Keep only the lines where "projection" appears.

● **Data for this task**
((
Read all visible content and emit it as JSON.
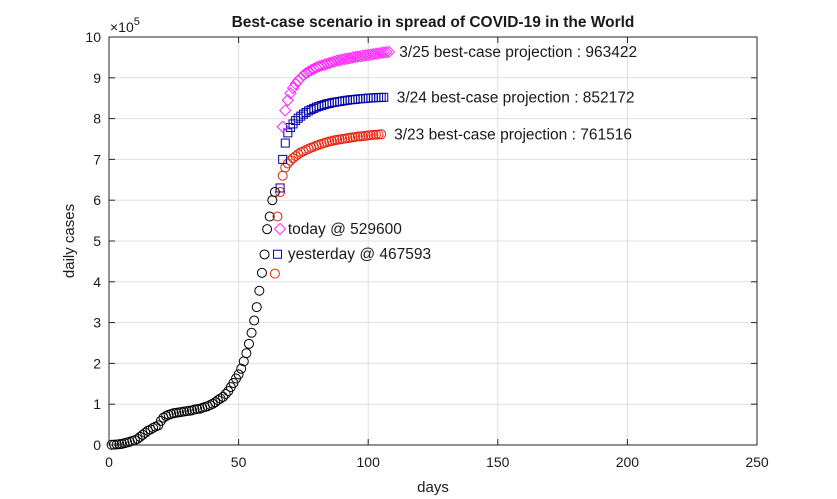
{
  "chart_data": {
    "type": "scatter",
    "title": "Best-case scenario in spread of COVID-19 in the World",
    "xlabel": "days",
    "ylabel": "daily cases",
    "xlim": [
      0,
      250
    ],
    "ylim": [
      0,
      1000000
    ],
    "y_exponent_label": "×10",
    "y_exponent_power": "5",
    "grid": true,
    "x_ticks": [
      0,
      50,
      100,
      150,
      200,
      250
    ],
    "y_ticks": [
      0,
      100000,
      200000,
      300000,
      400000,
      500000,
      600000,
      700000,
      800000,
      900000,
      1000000
    ],
    "x_tick_labels": [
      "0",
      "50",
      "100",
      "150",
      "200",
      "250"
    ],
    "y_tick_labels": [
      "0",
      "1",
      "2",
      "3",
      "4",
      "5",
      "6",
      "7",
      "8",
      "9",
      "10"
    ],
    "series": [
      {
        "marker": "circle",
        "color": "#000000",
        "x": [
          1,
          2,
          3,
          4,
          5,
          6,
          7,
          8,
          9,
          10,
          11,
          12,
          13,
          14,
          15,
          16,
          17,
          18,
          19,
          20,
          21,
          22,
          23,
          24,
          25,
          26,
          27,
          28,
          29,
          30,
          31,
          32,
          33,
          34,
          35,
          36,
          37,
          38,
          39,
          40,
          41,
          42,
          43,
          44,
          45,
          46,
          47,
          48,
          49,
          50,
          51,
          52,
          53,
          54,
          55,
          56,
          57,
          58,
          59,
          60,
          61,
          62,
          63,
          64
        ],
        "y": [
          600,
          900,
          1300,
          2000,
          2800,
          4600,
          6100,
          8000,
          9800,
          12000,
          15000,
          20000,
          25000,
          30000,
          35000,
          38000,
          42000,
          45000,
          48000,
          59000,
          67000,
          71000,
          74000,
          76000,
          78000,
          79000,
          80000,
          81000,
          82000,
          83000,
          84000,
          85000,
          87000,
          88000,
          89000,
          91000,
          93000,
          95000,
          98000,
          101000,
          105000,
          110000,
          114000,
          118000,
          125000,
          132000,
          142000,
          152000,
          163000,
          173000,
          187000,
          205000,
          225000,
          248000,
          275000,
          305000,
          338000,
          378000,
          422000,
          467000,
          529000,
          560000,
          600000,
          620000
        ]
      },
      {
        "marker": "circle",
        "color": "#e8200c",
        "x": [
          64,
          65,
          66,
          67,
          68,
          69,
          70,
          71,
          72,
          73,
          74,
          75,
          76,
          77,
          78,
          79,
          80,
          81,
          82,
          83,
          84,
          85,
          86,
          87,
          88,
          89,
          90,
          91,
          92,
          93,
          94,
          95,
          96,
          97,
          98,
          99,
          100,
          101,
          102,
          103,
          104,
          105
        ],
        "y": [
          420000,
          560000,
          620000,
          660000,
          680000,
          690000,
          697000,
          703000,
          708000,
          713000,
          717000,
          720000,
          723000,
          726000,
          729000,
          731000,
          734000,
          736000,
          738000,
          740000,
          742000,
          744000,
          745000,
          747000,
          748000,
          749000,
          750000,
          751000,
          752000,
          753000,
          754000,
          755000,
          756000,
          756500,
          757000,
          758000,
          759000,
          759500,
          760000,
          760500,
          761000,
          761516
        ]
      },
      {
        "marker": "square",
        "color": "#0000a8",
        "x": [
          65,
          66,
          67,
          68,
          69,
          70,
          71,
          72,
          73,
          74,
          75,
          76,
          77,
          78,
          79,
          80,
          81,
          82,
          83,
          84,
          85,
          86,
          87,
          88,
          89,
          90,
          91,
          92,
          93,
          94,
          95,
          96,
          97,
          98,
          99,
          100,
          101,
          102,
          103,
          104,
          105,
          106
        ],
        "y": [
          467593,
          630000,
          700000,
          740000,
          765000,
          778000,
          787000,
          795000,
          801000,
          806000,
          811000,
          815000,
          819000,
          822000,
          825000,
          828000,
          830000,
          832000,
          834000,
          836000,
          837000,
          839000,
          840000,
          841000,
          842000,
          843000,
          844000,
          845000,
          846000,
          846500,
          847000,
          848000,
          848500,
          849000,
          849500,
          850000,
          850500,
          851000,
          851300,
          851600,
          851900,
          852172
        ]
      },
      {
        "marker": "diamond",
        "color": "#ff22ff",
        "x": [
          66,
          67,
          68,
          69,
          70,
          71,
          72,
          73,
          74,
          75,
          76,
          77,
          78,
          79,
          80,
          81,
          82,
          83,
          84,
          85,
          86,
          87,
          88,
          89,
          90,
          91,
          92,
          93,
          94,
          95,
          96,
          97,
          98,
          99,
          100,
          101,
          102,
          103,
          104,
          105,
          106,
          107,
          108
        ],
        "y": [
          529600,
          780000,
          820000,
          845000,
          862000,
          875000,
          885000,
          893000,
          900000,
          906000,
          911000,
          915000,
          919000,
          922000,
          925000,
          928000,
          930000,
          932000,
          934000,
          936000,
          938000,
          940000,
          942000,
          943000,
          945000,
          946000,
          947000,
          948000,
          950000,
          951000,
          952000,
          953000,
          954000,
          955000,
          956000,
          957000,
          958000,
          959000,
          960000,
          961000,
          962000,
          962800,
          963422
        ]
      }
    ],
    "annotations": [
      {
        "text": "3/25 best-case projection : 963422",
        "x": 112,
        "y": 963422
      },
      {
        "text": "3/24 best-case projection : 852172",
        "x": 111,
        "y": 852172
      },
      {
        "text": "3/23 best-case projection : 761516",
        "x": 110,
        "y": 761516
      },
      {
        "text": "today @ 529600",
        "x": 69,
        "y": 529600
      },
      {
        "text": "yesterday @ 467593",
        "x": 69,
        "y": 467593
      }
    ]
  }
}
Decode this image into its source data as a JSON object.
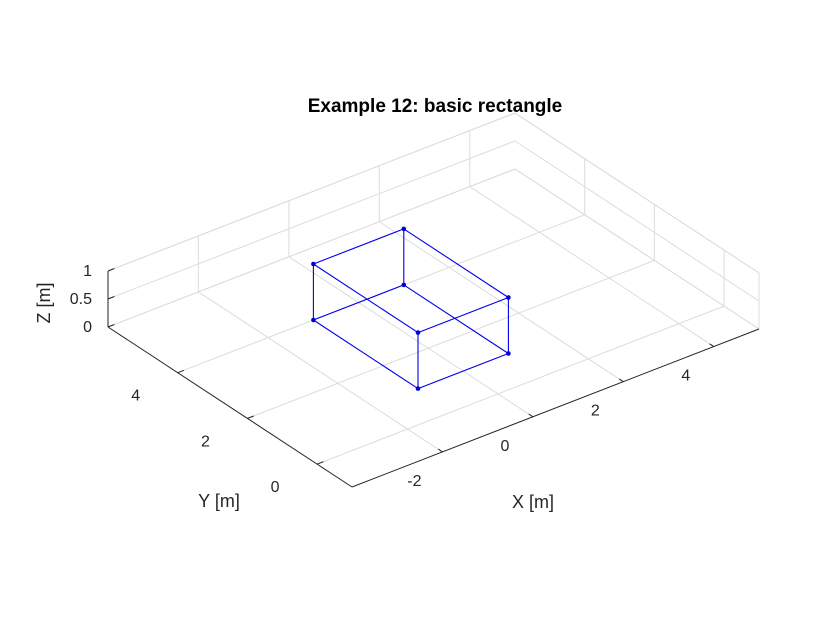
))
● **Response to the task**
        "text": "3/25 best-case projection : 963422",
        "text": "3/24 best-case projection : 852172",
        "text": "3/23 best-case projection : 761516",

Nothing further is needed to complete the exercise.